◆ To be done:
Give back exactly the lines from the one holding "Give me the" to the bottom of the material, both included, and nothing more. No pictures.

----------------

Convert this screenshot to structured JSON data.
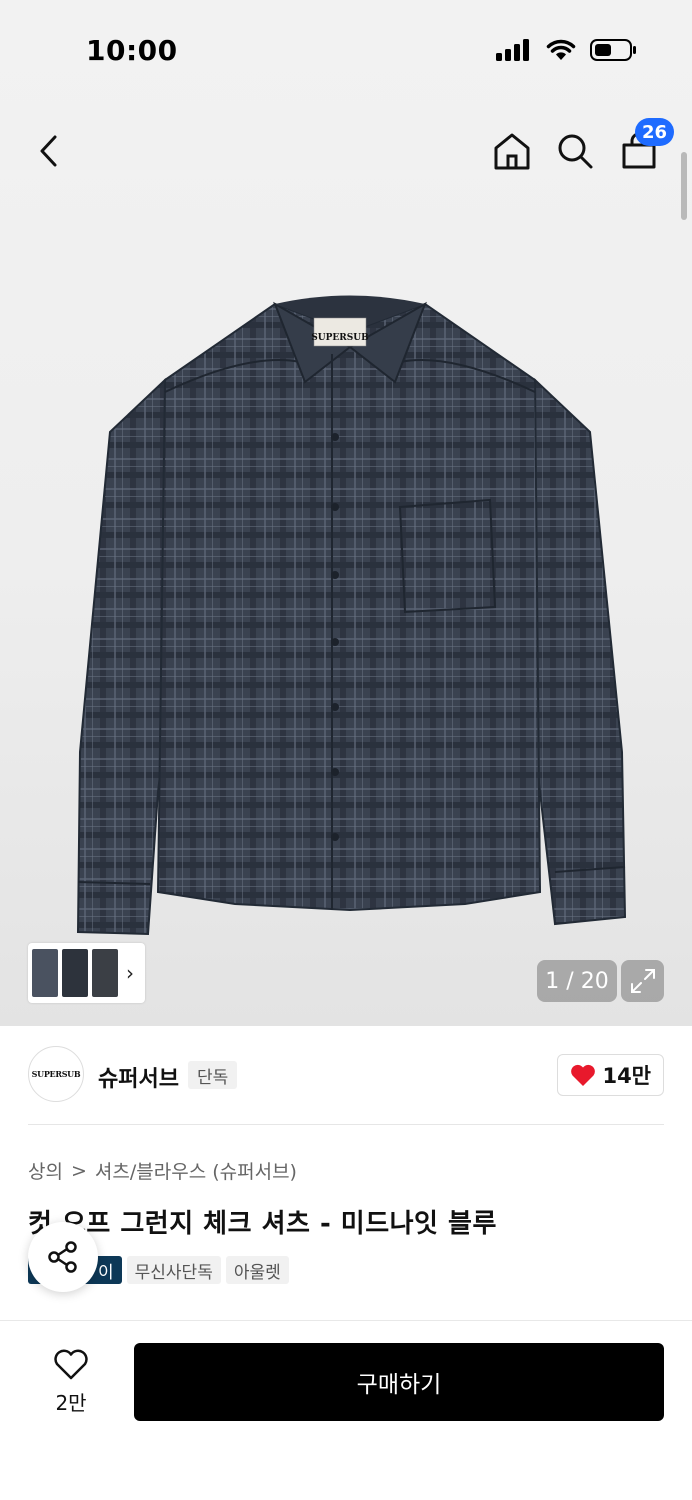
{
  "status": {
    "time": "10:00"
  },
  "nav": {
    "cart_count": "26"
  },
  "gallery": {
    "page_indicator": "1 / 20",
    "shirt_label_text": "SUPERSUB"
  },
  "brand": {
    "logo_text": "SUPERSUB",
    "name": "슈퍼서브",
    "tag": "단독",
    "likes": "14만"
  },
  "breadcrumb": {
    "level1": "상의",
    "separator": ">",
    "level2": "셔츠/블라우스 (슈퍼서브)"
  },
  "product": {
    "title": "컷 오프 그런지 체크 셔츠 - 미드나잇 블루",
    "tags": [
      "이",
      "무신사단독",
      "아울렛"
    ]
  },
  "bottom": {
    "wish_count": "2만",
    "buy_label": "구매하기"
  },
  "colors": {
    "accent_blue": "#1e6bff",
    "heart_red": "#e8192c",
    "buy_black": "#000000",
    "tag_dark": "#0d3857"
  },
  "icons": [
    "back-icon",
    "home-icon",
    "search-icon",
    "cart-icon",
    "expand-icon",
    "heart-icon",
    "heart-outline-icon",
    "share-icon",
    "chevron-right-icon"
  ]
}
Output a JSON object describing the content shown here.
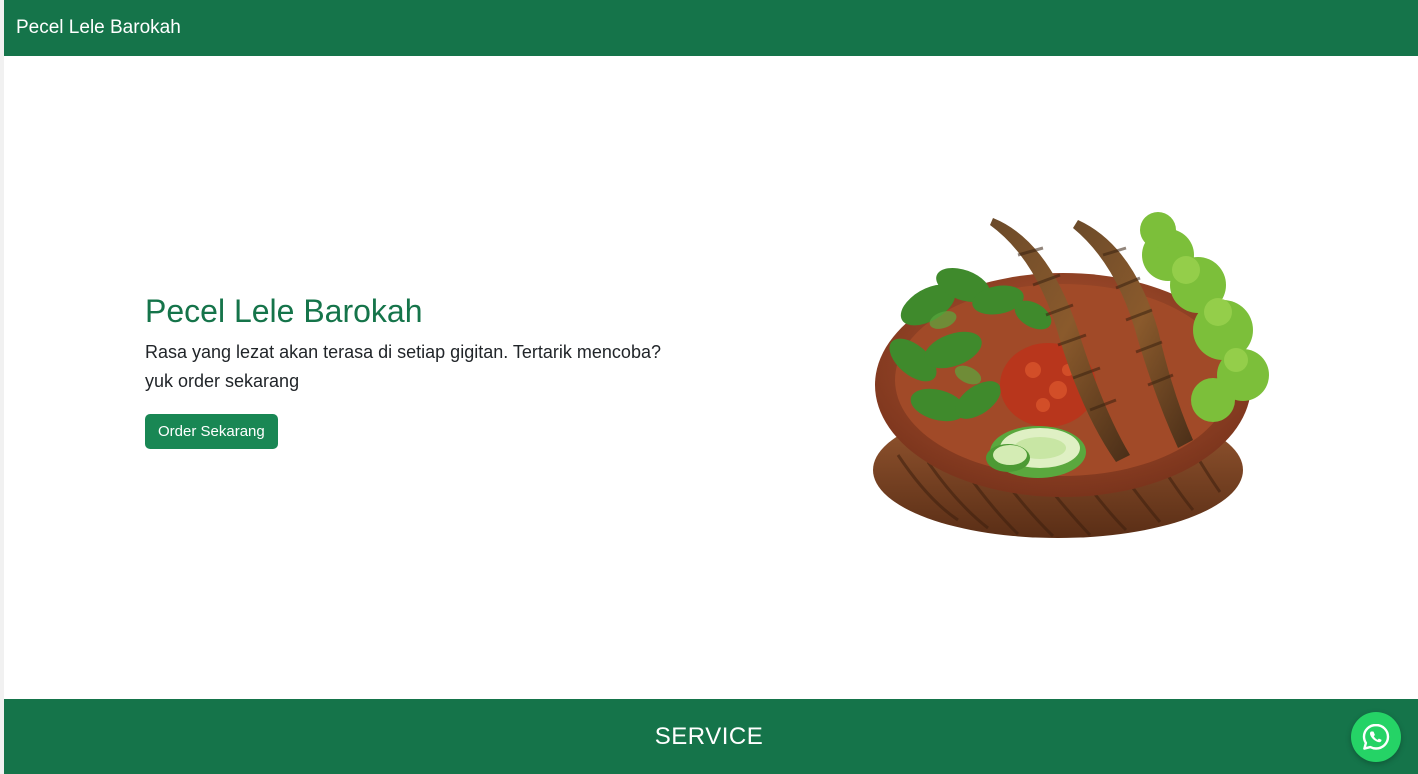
{
  "navbar": {
    "brand": "Pecel Lele Barokah"
  },
  "hero": {
    "title": "Pecel Lele Barokah",
    "description_line1": "Rasa yang lezat akan terasa di setiap gigitan. Tertarik mencoba?",
    "description_line2": "yuk order sekarang",
    "cta_label": "Order Sekarang",
    "image_icon": "pecel-lele-dish-image"
  },
  "service": {
    "title": "SERVICE"
  },
  "floating": {
    "icon": "whatsapp-icon"
  },
  "colors": {
    "primary": "#15744a",
    "button": "#198754",
    "whatsapp": "#25d366"
  }
}
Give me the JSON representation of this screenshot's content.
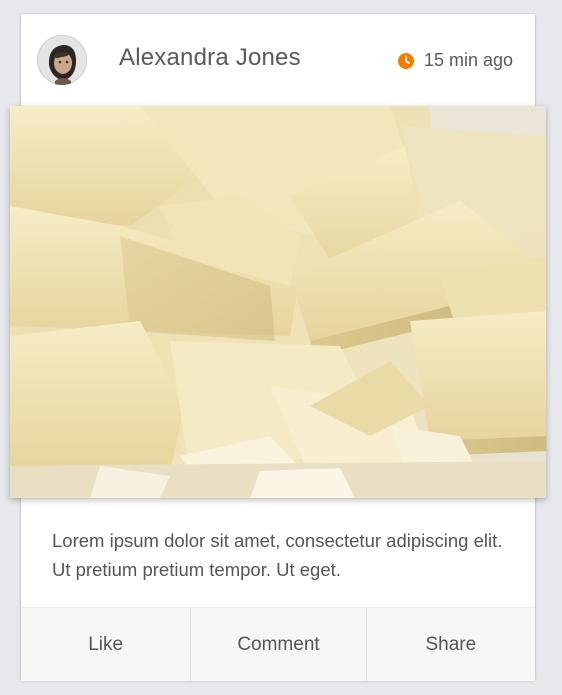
{
  "post": {
    "author": "Alexandra Jones",
    "timestamp": "15 min ago",
    "caption": "Lorem ipsum dolor sit amet, consectetur adipiscing elit. Ut pretium pretium tempor. Ut eget."
  },
  "actions": {
    "like": "Like",
    "comment": "Comment",
    "share": "Share"
  },
  "icons": {
    "avatar": "avatar",
    "timestamp": "clock-icon",
    "photo": "white-chocolate-photo"
  },
  "colors": {
    "accent": "#f57c00",
    "text": "#555555",
    "background": "#e6e8eb",
    "card": "#ffffff",
    "actions_bar": "#f7f7f7"
  }
}
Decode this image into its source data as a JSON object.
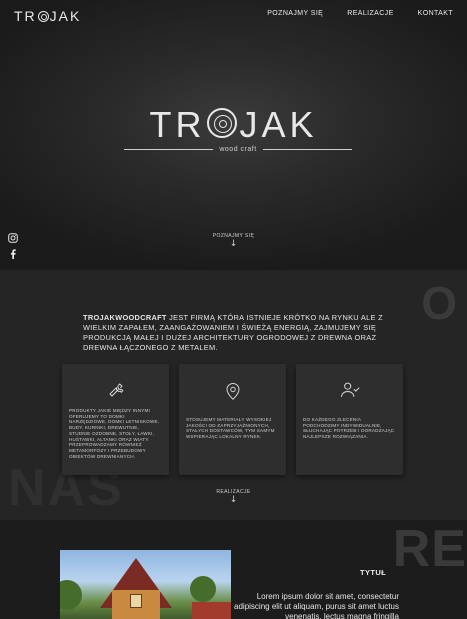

----------------

◆ Exercise output:
Give me the JSON representation of this screenshot's content.
{
  "post": {
    "author": "Alexandra Jones",
    "timestamp": "15 min ago",
    "caption": "Lorem ipsum dolor sit amet, consectetur adipiscing elit. Ut pretium pretium tempor. Ut eget."
  },
  "actions": {
    "like": "Like",
    "comment": "Comment",
    "share": "Share"
  },
  "icons": {
    "avatar": "avatar",
    "timestamp": "clock-icon",
    "photo": "white-chocolate-photo"
  },
  "colors": {
    "accent": "#f57c00",
    "text": "#555555",
    "background": "#e6e8eb",
    "card": "#ffffff",
    "actions_bar": "#f7f7f7"
  }
}
Decode this image into its source data as a JSON object.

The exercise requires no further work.